§ **Task to carry out**
Reproduce every line of the listing as written, apart from the pictures.

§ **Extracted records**
........
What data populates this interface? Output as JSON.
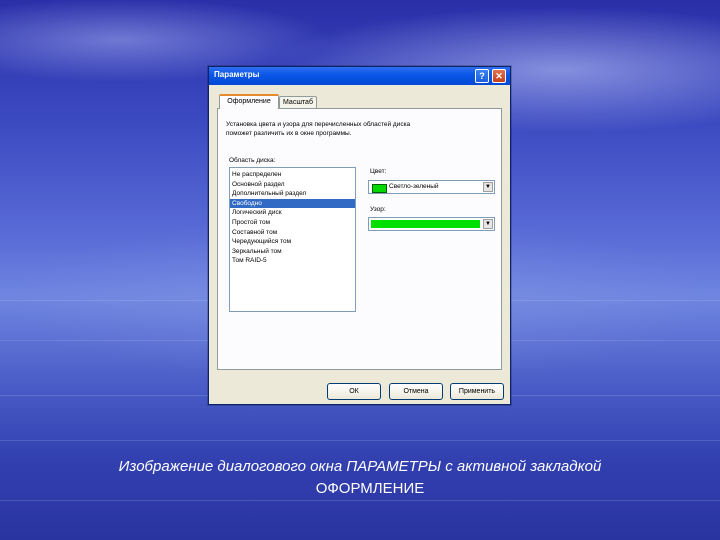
{
  "dialog": {
    "title": "Параметры",
    "help_label": "?",
    "close_label": "✕",
    "tabs": [
      {
        "label": "Оформление",
        "active": true
      },
      {
        "label": "Масштаб",
        "active": false
      }
    ],
    "description_line1": "Установка цвета и узора для перечисленных областей диска",
    "description_line2": "поможет различить их в окне программы.",
    "area_label": "Область диска:",
    "list_items": [
      "Не распределен",
      "Основной раздел",
      "Дополнительный раздел",
      "Свободно",
      "Логический диск",
      "Простой том",
      "Составной том",
      "Чередующийся том",
      "Зеркальный том",
      "Том RAID-5"
    ],
    "selected_index": 3,
    "color_label": "Цвет:",
    "color_value": "Светло-зеленый",
    "color_hex": "#00d800",
    "pattern_label": "Узор:",
    "pattern_hex": "#00e000",
    "ok_label": "ОК",
    "cancel_label": "Отмена",
    "apply_label": "Применить"
  },
  "caption": {
    "line1": "Изображение диалогового окна ПАРАМЕТРЫ с активной закладкой",
    "line2": "ОФОРМЛЕНИЕ"
  }
}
........
§ **Result of the task**
What data populates this interface? Output as JSON.
{
  "dialog": {
    "title": "Параметры",
    "help_label": "?",
    "close_label": "✕",
    "tabs": [
      {
        "label": "Оформление",
        "active": true
      },
      {
        "label": "Масштаб",
        "active": false
      }
    ],
    "description_line1": "Установка цвета и узора для перечисленных областей диска",
    "description_line2": "поможет различить их в окне программы.",
    "area_label": "Область диска:",
    "list_items": [
      "Не распределен",
      "Основной раздел",
      "Дополнительный раздел",
      "Свободно",
      "Логический диск",
      "Простой том",
      "Составной том",
      "Чередующийся том",
      "Зеркальный том",
      "Том RAID-5"
    ],
    "selected_index": 3,
    "color_label": "Цвет:",
    "color_value": "Светло-зеленый",
    "color_hex": "#00d800",
    "pattern_label": "Узор:",
    "pattern_hex": "#00e000",
    "ok_label": "ОК",
    "cancel_label": "Отмена",
    "apply_label": "Применить"
  },
  "caption": {
    "line1": "Изображение диалогового окна ПАРАМЕТРЫ с активной закладкой",
    "line2": "ОФОРМЛЕНИЕ"
  }
}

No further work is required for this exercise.